### Given instruction
Each line containing the word "horizontal" must be reported.

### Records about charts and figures
###

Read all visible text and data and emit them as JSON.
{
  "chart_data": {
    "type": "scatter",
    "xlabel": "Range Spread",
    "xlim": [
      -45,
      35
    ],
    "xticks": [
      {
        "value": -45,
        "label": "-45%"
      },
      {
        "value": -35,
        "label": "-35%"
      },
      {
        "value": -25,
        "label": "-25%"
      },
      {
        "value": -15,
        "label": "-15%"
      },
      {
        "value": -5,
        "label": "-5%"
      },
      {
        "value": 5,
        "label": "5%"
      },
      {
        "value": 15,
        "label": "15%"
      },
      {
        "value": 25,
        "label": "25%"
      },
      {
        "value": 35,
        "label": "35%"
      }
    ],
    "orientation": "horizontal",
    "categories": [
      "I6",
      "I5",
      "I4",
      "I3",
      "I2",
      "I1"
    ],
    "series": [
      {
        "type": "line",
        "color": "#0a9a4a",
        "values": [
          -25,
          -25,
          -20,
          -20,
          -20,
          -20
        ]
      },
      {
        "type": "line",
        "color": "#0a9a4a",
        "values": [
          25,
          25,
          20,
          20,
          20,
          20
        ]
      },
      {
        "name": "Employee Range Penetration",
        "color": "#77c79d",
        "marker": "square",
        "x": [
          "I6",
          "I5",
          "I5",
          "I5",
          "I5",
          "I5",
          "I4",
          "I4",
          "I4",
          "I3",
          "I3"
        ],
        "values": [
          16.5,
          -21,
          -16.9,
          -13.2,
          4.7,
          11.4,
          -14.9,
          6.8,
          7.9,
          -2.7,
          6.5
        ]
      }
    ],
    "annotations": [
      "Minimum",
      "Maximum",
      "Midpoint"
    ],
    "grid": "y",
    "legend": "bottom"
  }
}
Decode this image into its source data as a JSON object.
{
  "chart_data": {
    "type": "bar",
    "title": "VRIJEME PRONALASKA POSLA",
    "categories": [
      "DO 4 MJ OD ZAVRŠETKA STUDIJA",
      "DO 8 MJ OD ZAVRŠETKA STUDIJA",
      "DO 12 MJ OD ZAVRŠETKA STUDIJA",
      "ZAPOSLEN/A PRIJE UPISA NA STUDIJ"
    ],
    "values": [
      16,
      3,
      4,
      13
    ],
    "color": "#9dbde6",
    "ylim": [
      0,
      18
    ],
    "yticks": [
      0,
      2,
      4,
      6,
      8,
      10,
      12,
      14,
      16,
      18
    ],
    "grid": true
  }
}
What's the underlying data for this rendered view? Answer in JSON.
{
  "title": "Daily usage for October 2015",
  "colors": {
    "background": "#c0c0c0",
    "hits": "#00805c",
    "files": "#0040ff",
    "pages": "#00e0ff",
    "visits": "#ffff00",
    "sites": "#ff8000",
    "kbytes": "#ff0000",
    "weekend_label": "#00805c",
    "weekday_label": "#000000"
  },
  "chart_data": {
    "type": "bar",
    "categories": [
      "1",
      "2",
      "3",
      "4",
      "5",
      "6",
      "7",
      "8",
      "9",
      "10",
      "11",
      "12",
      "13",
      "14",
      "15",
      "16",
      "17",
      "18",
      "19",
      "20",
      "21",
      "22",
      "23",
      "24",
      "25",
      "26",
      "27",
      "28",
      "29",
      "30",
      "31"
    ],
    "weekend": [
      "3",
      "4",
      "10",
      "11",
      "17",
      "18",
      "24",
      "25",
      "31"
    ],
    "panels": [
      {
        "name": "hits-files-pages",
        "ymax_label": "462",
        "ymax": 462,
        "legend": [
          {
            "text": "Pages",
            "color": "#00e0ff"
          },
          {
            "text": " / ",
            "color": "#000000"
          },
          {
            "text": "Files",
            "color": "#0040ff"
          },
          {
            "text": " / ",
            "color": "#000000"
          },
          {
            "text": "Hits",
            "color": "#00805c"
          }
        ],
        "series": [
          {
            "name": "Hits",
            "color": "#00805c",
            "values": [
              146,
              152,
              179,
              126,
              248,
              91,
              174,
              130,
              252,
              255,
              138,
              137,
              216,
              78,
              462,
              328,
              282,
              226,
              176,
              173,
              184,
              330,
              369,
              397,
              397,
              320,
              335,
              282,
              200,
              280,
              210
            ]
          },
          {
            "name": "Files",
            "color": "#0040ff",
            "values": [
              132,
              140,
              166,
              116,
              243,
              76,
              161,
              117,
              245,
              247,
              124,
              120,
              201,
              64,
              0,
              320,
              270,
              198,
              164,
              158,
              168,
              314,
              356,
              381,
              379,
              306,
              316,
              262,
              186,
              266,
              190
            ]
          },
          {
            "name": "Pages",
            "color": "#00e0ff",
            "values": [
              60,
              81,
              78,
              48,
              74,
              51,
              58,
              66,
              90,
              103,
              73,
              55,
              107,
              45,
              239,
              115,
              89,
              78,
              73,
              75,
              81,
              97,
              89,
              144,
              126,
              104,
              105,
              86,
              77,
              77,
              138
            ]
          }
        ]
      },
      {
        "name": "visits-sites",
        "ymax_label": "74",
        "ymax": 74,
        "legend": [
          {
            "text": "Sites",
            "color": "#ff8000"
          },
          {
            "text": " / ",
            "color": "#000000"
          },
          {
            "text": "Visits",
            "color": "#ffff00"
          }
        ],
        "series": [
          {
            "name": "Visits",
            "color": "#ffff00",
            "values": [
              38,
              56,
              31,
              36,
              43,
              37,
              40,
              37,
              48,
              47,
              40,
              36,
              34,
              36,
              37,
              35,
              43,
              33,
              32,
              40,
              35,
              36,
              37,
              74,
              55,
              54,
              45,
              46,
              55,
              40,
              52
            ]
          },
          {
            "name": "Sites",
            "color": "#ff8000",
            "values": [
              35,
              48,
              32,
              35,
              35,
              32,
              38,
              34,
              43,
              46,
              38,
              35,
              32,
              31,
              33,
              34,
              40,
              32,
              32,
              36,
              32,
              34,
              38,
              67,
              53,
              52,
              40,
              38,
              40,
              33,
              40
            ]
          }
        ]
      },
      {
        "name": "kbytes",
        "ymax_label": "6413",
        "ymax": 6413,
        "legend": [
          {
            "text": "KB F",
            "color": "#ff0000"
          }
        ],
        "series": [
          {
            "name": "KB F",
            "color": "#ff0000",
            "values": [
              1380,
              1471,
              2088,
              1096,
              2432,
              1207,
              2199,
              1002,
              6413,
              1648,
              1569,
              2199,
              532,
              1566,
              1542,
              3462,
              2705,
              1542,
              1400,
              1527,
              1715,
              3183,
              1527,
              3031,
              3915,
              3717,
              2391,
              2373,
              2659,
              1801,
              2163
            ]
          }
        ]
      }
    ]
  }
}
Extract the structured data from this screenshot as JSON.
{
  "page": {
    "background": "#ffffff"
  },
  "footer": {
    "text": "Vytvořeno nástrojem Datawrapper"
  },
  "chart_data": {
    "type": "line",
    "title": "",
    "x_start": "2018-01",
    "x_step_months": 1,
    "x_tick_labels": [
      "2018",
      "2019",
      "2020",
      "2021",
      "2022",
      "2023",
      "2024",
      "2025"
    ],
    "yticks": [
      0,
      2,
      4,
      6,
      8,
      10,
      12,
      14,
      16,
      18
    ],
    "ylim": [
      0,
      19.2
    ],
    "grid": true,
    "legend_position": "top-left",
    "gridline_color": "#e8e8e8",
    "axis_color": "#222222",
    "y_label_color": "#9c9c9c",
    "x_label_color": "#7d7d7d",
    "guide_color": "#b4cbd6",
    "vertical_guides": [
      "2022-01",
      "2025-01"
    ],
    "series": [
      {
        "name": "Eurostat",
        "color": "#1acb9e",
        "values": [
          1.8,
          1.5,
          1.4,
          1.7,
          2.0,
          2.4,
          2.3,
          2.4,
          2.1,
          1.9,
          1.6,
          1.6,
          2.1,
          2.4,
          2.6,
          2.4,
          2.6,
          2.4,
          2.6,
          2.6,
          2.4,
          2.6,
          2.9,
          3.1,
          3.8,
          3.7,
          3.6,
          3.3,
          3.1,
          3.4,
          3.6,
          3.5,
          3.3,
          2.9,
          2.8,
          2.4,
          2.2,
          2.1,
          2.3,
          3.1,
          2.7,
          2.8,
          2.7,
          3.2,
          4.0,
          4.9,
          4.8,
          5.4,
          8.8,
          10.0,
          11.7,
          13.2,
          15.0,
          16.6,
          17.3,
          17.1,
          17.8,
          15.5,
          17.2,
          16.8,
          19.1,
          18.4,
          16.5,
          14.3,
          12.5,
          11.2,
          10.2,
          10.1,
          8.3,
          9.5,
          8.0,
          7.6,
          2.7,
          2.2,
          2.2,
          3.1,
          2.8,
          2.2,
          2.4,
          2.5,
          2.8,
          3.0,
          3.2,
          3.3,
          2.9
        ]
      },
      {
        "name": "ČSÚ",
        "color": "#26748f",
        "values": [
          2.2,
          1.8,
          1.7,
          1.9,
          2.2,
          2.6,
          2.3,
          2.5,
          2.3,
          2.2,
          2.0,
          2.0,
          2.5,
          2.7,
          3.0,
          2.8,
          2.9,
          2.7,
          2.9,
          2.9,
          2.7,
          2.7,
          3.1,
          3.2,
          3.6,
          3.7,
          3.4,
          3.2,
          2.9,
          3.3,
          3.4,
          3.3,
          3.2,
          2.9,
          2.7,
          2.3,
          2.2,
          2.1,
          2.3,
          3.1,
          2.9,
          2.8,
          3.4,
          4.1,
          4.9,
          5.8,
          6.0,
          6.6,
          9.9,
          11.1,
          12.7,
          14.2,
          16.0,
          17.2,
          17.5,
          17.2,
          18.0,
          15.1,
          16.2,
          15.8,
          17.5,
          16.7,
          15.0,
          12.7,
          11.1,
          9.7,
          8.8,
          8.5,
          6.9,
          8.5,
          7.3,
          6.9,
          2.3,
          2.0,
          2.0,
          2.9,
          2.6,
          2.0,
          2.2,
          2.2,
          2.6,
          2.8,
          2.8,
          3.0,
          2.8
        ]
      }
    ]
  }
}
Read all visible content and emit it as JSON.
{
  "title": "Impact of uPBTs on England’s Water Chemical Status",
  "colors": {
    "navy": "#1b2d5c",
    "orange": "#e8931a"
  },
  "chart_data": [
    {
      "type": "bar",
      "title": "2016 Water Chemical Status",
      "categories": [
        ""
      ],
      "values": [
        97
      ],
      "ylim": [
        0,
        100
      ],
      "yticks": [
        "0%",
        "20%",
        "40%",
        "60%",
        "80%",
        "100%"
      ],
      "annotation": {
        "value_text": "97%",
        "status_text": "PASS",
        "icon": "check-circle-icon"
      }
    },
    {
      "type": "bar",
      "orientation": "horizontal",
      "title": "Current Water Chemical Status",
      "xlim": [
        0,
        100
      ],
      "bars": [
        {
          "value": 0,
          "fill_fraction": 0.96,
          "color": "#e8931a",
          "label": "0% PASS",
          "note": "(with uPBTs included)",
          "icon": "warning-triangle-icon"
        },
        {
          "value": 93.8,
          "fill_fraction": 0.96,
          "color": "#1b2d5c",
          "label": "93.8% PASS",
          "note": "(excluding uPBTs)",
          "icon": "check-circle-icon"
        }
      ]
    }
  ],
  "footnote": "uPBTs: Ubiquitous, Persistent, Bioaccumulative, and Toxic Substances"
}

###

### Task solution
    "orientation": "horizontal",
      "orientation": "horizontal",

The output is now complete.